EXERCISE INSTRUCTIONS ->
Scan the records below. List lines holding "Herzen".
# Start of RECORDS TO PROCESS
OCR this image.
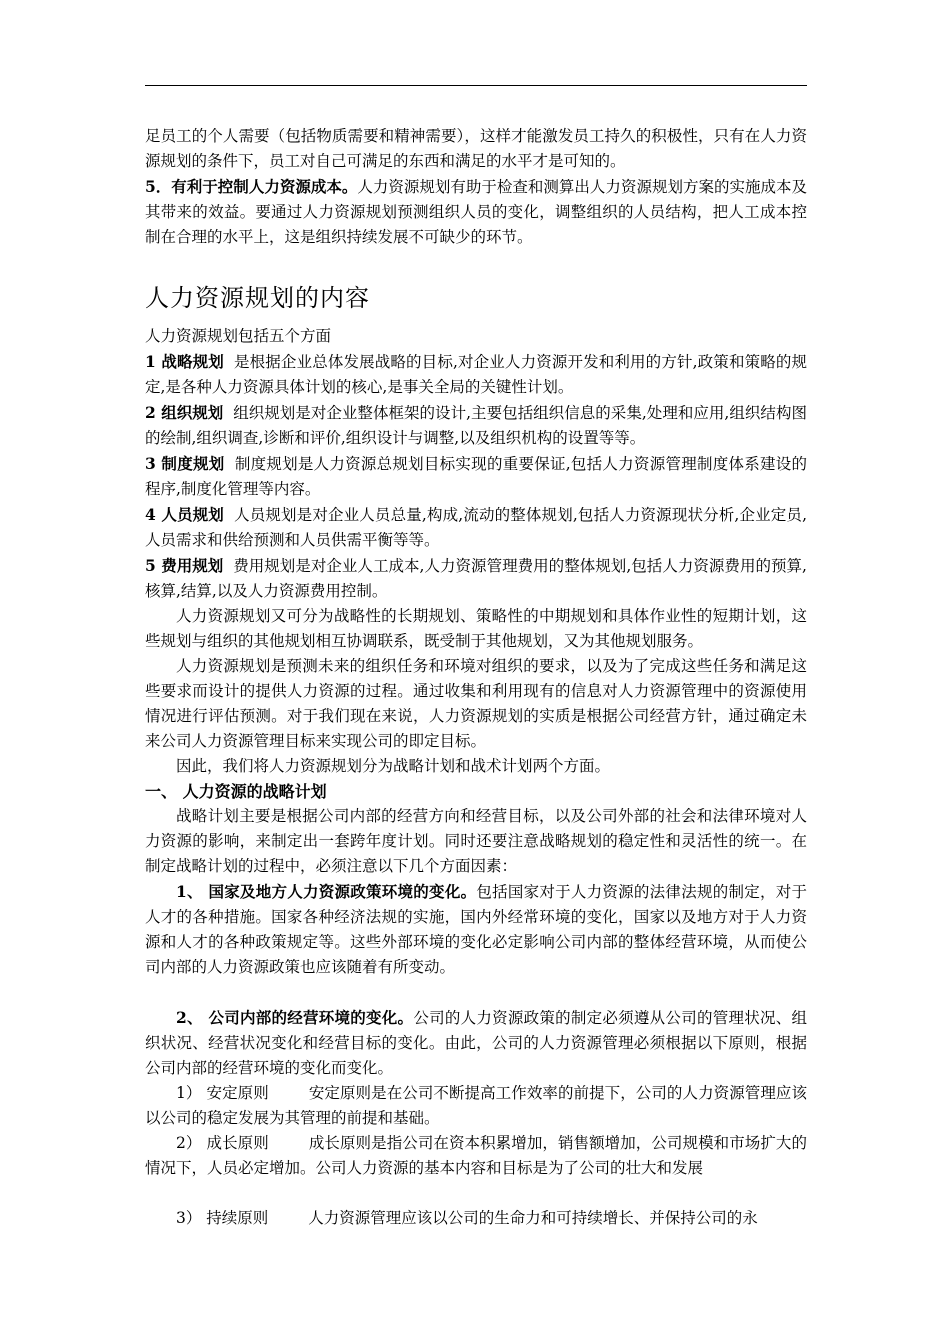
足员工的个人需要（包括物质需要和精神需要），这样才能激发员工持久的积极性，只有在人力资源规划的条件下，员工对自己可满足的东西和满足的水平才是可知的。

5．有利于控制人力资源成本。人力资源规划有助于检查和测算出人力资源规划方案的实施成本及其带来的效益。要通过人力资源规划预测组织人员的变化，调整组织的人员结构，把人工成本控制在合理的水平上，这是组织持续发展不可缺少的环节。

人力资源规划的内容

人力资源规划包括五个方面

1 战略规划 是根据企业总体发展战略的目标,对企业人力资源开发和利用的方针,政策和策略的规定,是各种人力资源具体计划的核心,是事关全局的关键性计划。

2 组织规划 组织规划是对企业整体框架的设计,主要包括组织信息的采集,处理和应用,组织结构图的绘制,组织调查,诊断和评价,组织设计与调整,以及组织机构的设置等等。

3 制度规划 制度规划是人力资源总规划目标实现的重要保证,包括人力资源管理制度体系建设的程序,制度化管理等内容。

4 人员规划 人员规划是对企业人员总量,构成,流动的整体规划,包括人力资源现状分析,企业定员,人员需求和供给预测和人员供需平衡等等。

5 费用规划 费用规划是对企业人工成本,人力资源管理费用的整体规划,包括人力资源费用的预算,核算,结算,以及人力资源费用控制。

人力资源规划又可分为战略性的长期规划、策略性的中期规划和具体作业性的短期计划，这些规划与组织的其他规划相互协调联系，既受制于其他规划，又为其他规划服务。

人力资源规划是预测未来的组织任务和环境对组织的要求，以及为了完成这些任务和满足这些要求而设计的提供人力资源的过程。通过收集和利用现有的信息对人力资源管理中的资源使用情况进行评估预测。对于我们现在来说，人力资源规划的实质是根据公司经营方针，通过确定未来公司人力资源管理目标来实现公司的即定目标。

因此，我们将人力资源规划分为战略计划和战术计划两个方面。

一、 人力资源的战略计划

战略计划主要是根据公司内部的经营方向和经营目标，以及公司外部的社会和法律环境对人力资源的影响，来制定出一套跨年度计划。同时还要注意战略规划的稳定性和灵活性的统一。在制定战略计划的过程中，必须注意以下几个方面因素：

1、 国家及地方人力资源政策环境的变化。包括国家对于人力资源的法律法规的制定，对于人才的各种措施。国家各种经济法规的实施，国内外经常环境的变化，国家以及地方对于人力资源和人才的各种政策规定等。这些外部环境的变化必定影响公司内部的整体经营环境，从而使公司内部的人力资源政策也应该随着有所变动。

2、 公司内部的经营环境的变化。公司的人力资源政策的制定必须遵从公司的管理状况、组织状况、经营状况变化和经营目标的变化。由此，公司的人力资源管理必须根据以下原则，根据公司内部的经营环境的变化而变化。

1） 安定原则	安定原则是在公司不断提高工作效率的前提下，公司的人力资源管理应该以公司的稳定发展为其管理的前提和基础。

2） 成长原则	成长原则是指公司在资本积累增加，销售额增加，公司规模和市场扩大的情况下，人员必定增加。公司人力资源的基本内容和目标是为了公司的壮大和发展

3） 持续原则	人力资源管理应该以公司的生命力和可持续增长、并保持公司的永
# End of RECORDS TO PROCESS
# Start of RECORDS TO PROCESS
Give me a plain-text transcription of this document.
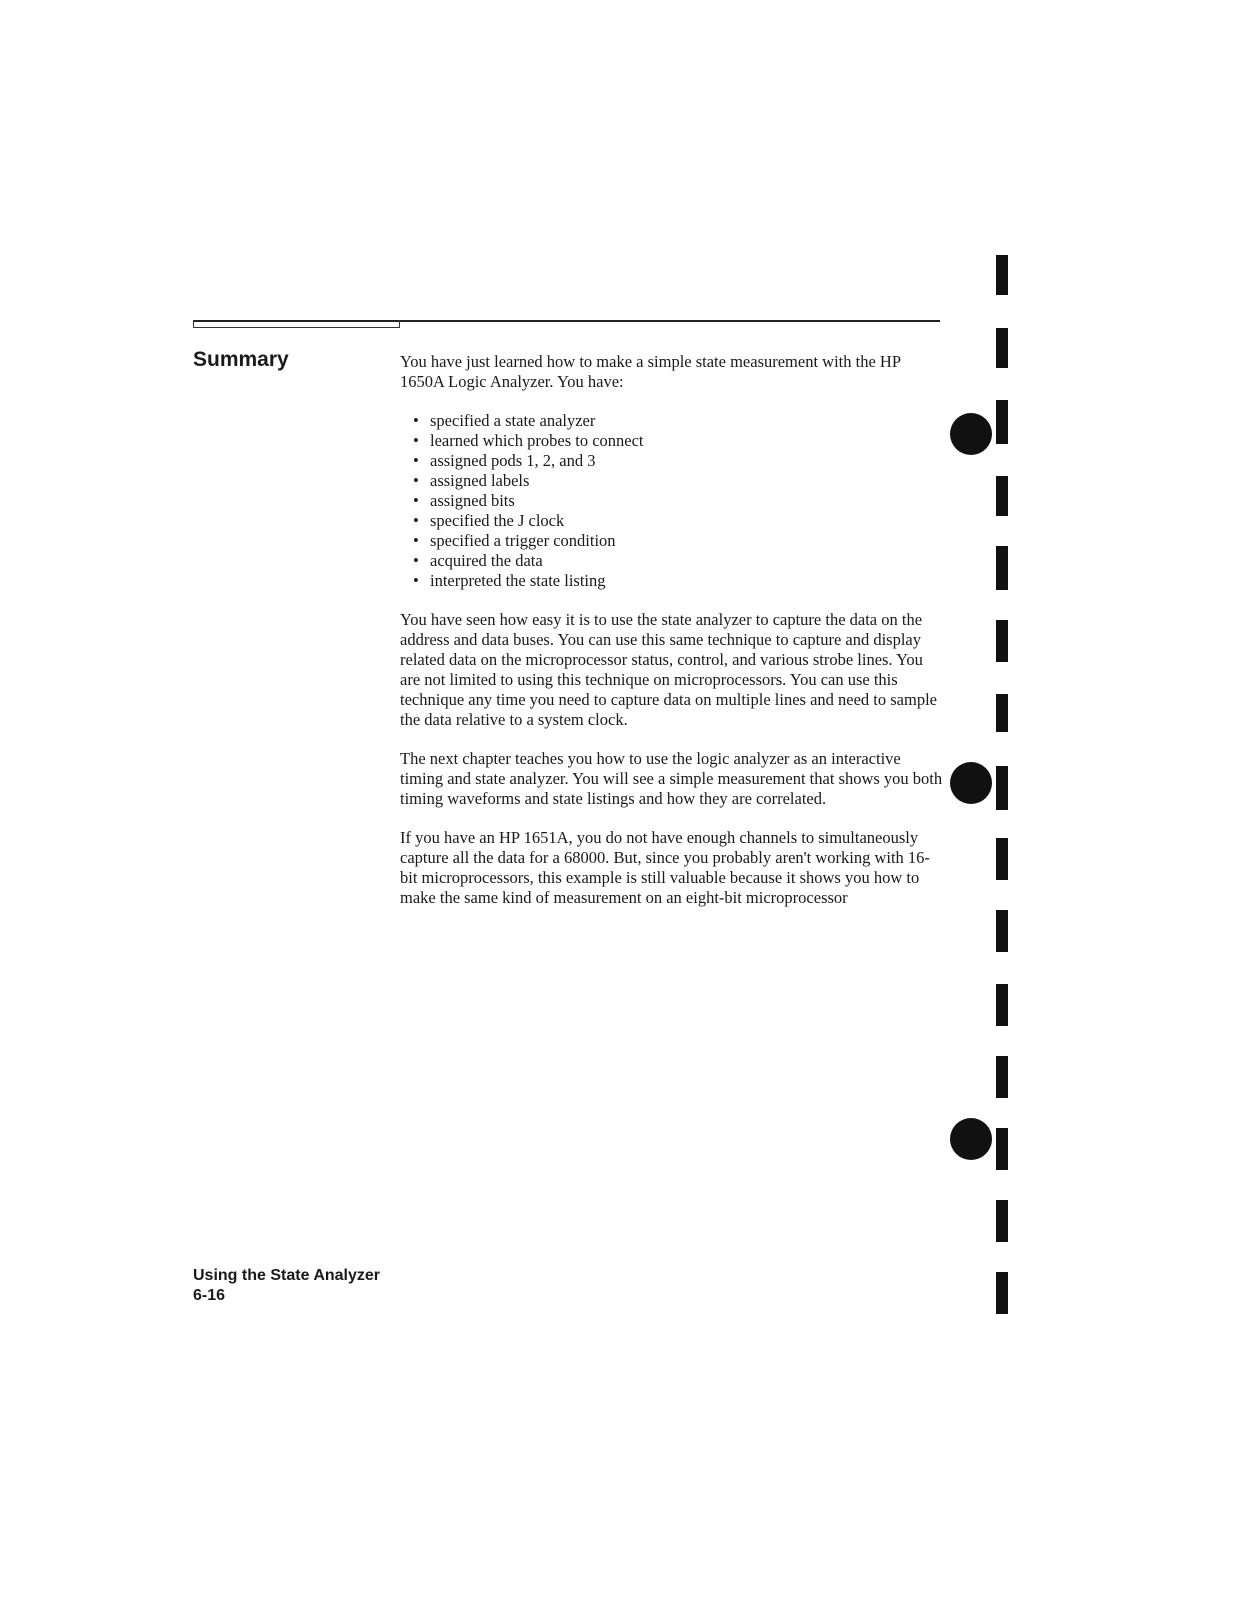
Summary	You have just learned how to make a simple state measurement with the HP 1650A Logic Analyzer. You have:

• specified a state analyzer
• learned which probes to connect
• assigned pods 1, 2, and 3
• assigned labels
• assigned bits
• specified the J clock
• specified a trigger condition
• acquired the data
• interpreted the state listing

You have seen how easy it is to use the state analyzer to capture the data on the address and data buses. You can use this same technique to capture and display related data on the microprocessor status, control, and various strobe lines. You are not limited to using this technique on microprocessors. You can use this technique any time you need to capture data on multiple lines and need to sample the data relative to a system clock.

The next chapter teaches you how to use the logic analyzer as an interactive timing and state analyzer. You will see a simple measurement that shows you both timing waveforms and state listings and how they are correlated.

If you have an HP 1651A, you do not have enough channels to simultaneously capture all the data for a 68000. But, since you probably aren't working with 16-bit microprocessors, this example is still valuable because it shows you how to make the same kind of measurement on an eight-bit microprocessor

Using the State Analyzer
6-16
# End of RECORDS TO PROCESS
# Start of RECORDS TO PROCESS
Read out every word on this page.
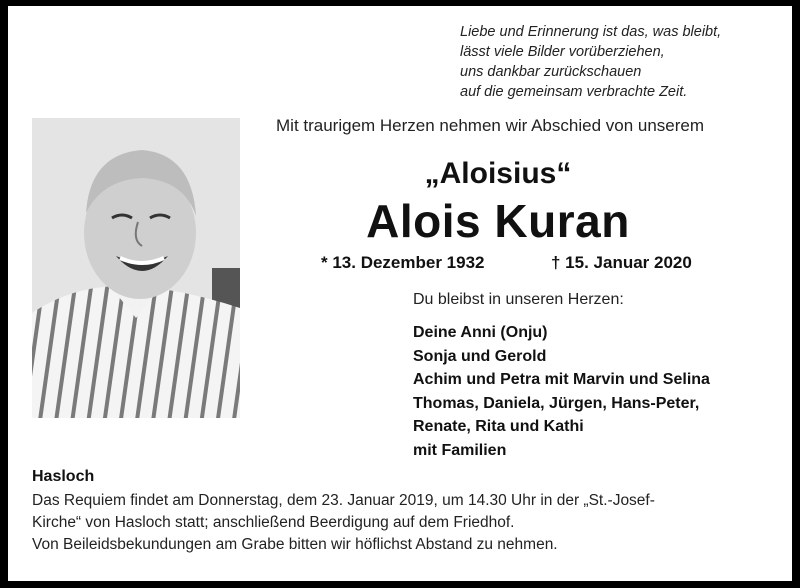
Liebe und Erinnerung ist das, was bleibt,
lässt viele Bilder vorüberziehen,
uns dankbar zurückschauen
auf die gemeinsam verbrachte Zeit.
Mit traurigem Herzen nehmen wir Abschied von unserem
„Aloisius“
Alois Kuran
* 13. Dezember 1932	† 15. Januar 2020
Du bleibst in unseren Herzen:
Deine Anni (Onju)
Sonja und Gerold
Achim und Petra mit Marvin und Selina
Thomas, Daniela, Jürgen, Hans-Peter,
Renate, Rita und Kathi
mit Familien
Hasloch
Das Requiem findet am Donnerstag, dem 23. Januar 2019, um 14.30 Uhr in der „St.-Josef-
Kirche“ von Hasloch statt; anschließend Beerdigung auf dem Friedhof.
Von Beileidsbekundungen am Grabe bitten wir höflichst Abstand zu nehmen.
# End of RECORDS TO PROCESS
RESPONSE ->
Mit traurigem Herzen nehmen wir Abschied von unserem
Du bleibst in unseren Herzen:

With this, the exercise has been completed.